- What is being asked
Give back the entries below verbatim.

################

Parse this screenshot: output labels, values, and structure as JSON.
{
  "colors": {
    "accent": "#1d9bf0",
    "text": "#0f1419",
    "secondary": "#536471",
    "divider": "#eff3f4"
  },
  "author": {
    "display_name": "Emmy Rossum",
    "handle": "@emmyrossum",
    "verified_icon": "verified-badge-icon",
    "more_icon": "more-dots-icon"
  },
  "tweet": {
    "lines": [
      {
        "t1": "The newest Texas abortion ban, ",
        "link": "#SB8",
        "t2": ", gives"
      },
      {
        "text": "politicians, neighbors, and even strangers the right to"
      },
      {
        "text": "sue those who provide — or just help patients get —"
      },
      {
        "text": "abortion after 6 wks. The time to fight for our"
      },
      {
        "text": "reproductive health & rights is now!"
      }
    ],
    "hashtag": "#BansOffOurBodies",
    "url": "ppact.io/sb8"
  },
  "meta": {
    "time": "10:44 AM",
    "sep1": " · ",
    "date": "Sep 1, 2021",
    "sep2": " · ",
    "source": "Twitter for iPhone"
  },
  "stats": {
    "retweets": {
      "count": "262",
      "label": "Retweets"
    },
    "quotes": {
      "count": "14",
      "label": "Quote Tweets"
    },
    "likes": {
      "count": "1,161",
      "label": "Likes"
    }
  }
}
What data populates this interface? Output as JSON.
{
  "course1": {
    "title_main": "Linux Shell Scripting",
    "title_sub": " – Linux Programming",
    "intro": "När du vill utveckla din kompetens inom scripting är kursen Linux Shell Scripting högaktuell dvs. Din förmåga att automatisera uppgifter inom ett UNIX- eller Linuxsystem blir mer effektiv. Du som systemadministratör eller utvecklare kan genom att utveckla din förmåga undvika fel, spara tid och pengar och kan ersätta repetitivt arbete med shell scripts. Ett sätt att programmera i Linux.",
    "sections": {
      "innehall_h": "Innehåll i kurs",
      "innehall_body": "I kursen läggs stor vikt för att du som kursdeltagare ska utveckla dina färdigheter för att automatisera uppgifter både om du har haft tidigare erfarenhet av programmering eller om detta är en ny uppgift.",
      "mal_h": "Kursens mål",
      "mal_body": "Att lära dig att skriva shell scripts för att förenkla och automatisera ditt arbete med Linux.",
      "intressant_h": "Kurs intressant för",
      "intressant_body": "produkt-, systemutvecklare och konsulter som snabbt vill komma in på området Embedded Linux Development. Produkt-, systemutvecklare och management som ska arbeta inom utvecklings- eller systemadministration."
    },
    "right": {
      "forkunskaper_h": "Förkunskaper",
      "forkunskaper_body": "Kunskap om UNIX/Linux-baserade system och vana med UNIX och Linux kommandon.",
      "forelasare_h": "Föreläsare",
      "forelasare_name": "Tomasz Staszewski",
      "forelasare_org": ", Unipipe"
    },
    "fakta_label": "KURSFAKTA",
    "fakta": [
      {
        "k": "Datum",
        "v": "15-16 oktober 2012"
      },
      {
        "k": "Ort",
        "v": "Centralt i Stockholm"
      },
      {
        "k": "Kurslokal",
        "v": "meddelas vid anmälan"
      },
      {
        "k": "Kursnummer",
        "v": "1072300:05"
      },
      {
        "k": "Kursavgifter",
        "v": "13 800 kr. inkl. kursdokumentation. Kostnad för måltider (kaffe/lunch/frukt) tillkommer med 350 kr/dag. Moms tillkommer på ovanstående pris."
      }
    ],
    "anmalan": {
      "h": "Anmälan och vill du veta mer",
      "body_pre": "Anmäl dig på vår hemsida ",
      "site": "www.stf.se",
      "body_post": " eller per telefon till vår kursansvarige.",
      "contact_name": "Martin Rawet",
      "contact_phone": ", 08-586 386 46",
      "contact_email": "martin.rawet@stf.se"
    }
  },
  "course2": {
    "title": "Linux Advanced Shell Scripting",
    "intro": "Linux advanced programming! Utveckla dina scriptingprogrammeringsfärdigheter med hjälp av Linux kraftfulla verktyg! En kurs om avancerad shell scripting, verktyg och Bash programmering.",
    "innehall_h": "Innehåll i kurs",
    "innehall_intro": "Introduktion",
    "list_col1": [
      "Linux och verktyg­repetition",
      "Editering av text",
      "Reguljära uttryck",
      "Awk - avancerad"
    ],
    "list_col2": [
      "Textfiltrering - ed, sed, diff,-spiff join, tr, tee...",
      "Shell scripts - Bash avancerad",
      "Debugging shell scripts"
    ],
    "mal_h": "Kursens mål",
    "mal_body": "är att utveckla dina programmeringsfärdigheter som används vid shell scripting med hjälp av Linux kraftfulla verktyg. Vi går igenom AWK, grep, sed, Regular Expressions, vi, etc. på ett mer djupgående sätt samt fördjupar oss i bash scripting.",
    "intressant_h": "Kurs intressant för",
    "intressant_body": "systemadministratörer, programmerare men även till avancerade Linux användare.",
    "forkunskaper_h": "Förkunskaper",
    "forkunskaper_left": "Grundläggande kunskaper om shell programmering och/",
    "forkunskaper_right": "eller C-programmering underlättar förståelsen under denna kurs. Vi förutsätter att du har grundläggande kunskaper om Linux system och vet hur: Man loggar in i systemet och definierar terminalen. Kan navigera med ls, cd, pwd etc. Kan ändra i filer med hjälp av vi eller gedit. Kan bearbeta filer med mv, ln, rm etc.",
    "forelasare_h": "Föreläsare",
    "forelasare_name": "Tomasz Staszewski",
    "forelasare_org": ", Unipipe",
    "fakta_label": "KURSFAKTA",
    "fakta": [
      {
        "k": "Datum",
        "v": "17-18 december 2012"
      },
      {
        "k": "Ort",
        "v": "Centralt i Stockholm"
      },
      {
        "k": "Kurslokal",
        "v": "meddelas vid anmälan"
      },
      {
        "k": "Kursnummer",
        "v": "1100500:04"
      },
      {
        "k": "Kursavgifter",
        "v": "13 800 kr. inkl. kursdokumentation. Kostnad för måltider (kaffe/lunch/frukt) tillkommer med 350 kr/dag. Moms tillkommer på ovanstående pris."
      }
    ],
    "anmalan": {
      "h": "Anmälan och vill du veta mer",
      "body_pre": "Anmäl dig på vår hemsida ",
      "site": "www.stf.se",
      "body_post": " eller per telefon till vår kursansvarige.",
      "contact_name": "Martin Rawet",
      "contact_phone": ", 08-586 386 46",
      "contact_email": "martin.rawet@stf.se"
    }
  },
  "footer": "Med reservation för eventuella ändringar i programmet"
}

################

- Written answer
Parse this screenshot: output labels, values, and structure as JSON.
{
  "colors": {
    "accent": "#1d9bf0",
    "text": "#0f1419",
    "secondary": "#536471",
    "divider": "#eff3f4"
  },
  "author": {
    "display_name": "Emmy Rossum",
    "handle": "@emmyrossum",
    "verified_icon": "verified-badge-icon",
    "more_icon": "more-dots-icon"
  },
  "tweet": {
    "lines": [
      {
        "t1": "The newest Texas abortion ban, ",
        "link": "#SB8",
        "t2": ", gives"
      },
      {
        "text": "politicians, neighbors, and even strangers the right to"
      },
      {
        "text": "sue those who provide — or just help patients get —"
      },
      {
        "text": "abortion after 6 wks. The time to fight for our"
      },
      {
        "text": "reproductive health & rights is now!"
      }
    ],
    "hashtag": "#BansOffOurBodies",
    "url": "ppact.io/sb8"
  },
  "meta": {
    "time": "10:44 AM",
    "sep1": " · ",
    "date": "Sep 1, 2021",
    "sep2": " · ",
    "source": "Twitter for iPhone"
  },
  "stats": {
    "retweets": {
      "count": "262",
      "label": "Retweets"
    },
    "quotes": {
      "count": "14",
      "label": "Quote Tweets"
    },
    "likes": {
      "count": "1,161",
      "label": "Likes"
    }
  }
}
What data populates this interface? Output as JSON.
{
  "course1": {
    "title_main": "Linux Shell Scripting",
    "title_sub": " – Linux Programming",
    "intro": "När du vill utveckla din kompetens inom scripting är kursen Linux Shell Scripting högaktuell dvs. Din förmåga att automatisera uppgifter inom ett UNIX- eller Linuxsystem blir mer effektiv. Du som systemadministratör eller utvecklare kan genom att utveckla din förmåga undvika fel, spara tid och pengar och kan ersätta repetitivt arbete med shell scripts. Ett sätt att programmera i Linux.",
    "sections": {
      "innehall_h": "Innehåll i kurs",
      "innehall_body": "I kursen läggs stor vikt för att du som kursdeltagare ska utveckla dina färdigheter för att automatisera uppgifter både om du har haft tidigare erfarenhet av programmering eller om detta är en ny uppgift.",
      "mal_h": "Kursens mål",
      "mal_body": "Att lära dig att skriva shell scripts för att förenkla och automatisera ditt arbete med Linux.",
      "intressant_h": "Kurs intressant för",
      "intressant_body": "produkt-, systemutvecklare och konsulter som snabbt vill komma in på området Embedded Linux Development. Produkt-, systemutvecklare och management som ska arbeta inom utvecklings- eller systemadministration."
    },
    "right": {
      "forkunskaper_h": "Förkunskaper",
      "forkunskaper_body": "Kunskap om UNIX/Linux-baserade system och vana med UNIX och Linux kommandon.",
      "forelasare_h": "Föreläsare",
      "forelasare_name": "Tomasz Staszewski",
      "forelasare_org": ", Unipipe"
    },
    "fakta_label": "KURSFAKTA",
    "fakta": [
      {
        "k": "Datum",
        "v": "15-16 oktober 2012"
      },
      {
        "k": "Ort",
        "v": "Centralt i Stockholm"
      },
      {
        "k": "Kurslokal",
        "v": "meddelas vid anmälan"
      },
      {
        "k": "Kursnummer",
        "v": "1072300:05"
      },
      {
        "k": "Kursavgifter",
        "v": "13 800 kr. inkl. kursdokumentation. Kostnad för måltider (kaffe/lunch/frukt) tillkommer med 350 kr/dag. Moms tillkommer på ovanstående pris."
      }
    ],
    "anmalan": {
      "h": "Anmälan och vill du veta mer",
      "body_pre": "Anmäl dig på vår hemsida ",
      "site": "www.stf.se",
      "body_post": " eller per telefon till vår kursansvarige.",
      "contact_name": "Martin Rawet",
      "contact_phone": ", 08-586 386 46",
      "contact_email": "martin.rawet@stf.se"
    }
  },
  "course2": {
    "title": "Linux Advanced Shell Scripting",
    "intro": "Linux advanced programming! Utveckla dina scriptingprogrammeringsfärdigheter med hjälp av Linux kraftfulla verktyg! En kurs om avancerad shell scripting, verktyg och Bash programmering.",
    "innehall_h": "Innehåll i kurs",
    "innehall_intro": "Introduktion",
    "list_col1": [
      "Linux och verktyg­repetition",
      "Editering av text",
      "Reguljära uttryck",
      "Awk - avancerad"
    ],
    "list_col2": [
      "Textfiltrering - ed, sed, diff,-spiff join, tr, tee...",
      "Shell scripts - Bash avancerad",
      "Debugging shell scripts"
    ],
    "mal_h": "Kursens mål",
    "mal_body": "är att utveckla dina programmeringsfärdigheter som används vid shell scripting med hjälp av Linux kraftfulla verktyg. Vi går igenom AWK, grep, sed, Regular Expressions, vi, etc. på ett mer djupgående sätt samt fördjupar oss i bash scripting.",
    "intressant_h": "Kurs intressant för",
    "intressant_body": "systemadministratörer, programmerare men även till avancerade Linux användare.",
    "forkunskaper_h": "Förkunskaper",
    "forkunskaper_left": "Grundläggande kunskaper om shell programmering och/",
    "forkunskaper_right": "eller C-programmering underlättar förståelsen under denna kurs. Vi förutsätter att du har grundläggande kunskaper om Linux system och vet hur: Man loggar in i systemet och definierar terminalen. Kan navigera med ls, cd, pwd etc. Kan ändra i filer med hjälp av vi eller gedit. Kan bearbeta filer med mv, ln, rm etc.",
    "forelasare_h": "Föreläsare",
    "forelasare_name": "Tomasz Staszewski",
    "forelasare_org": ", Unipipe",
    "fakta_label": "KURSFAKTA",
    "fakta": [
      {
        "k": "Datum",
        "v": "17-18 december 2012"
      },
      {
        "k": "Ort",
        "v": "Centralt i Stockholm"
      },
      {
        "k": "Kurslokal",
        "v": "meddelas vid anmälan"
      },
      {
        "k": "Kursnummer",
        "v": "1100500:04"
      },
      {
        "k": "Kursavgifter",
        "v": "13 800 kr. inkl. kursdokumentation. Kostnad för måltider (kaffe/lunch/frukt) tillkommer med 350 kr/dag. Moms tillkommer på ovanstående pris."
      }
    ],
    "anmalan": {
      "h": "Anmälan och vill du veta mer",
      "body_pre": "Anmäl dig på vår hemsida ",
      "site": "www.stf.se",
      "body_post": " eller per telefon till vår kursansvarige.",
      "contact_name": "Martin Rawet",
      "contact_phone": ", 08-586 386 46",
      "contact_email": "martin.rawet@stf.se"
    }
  },
  "footer": "Med reservation för eventuella ändringar i programmet"
}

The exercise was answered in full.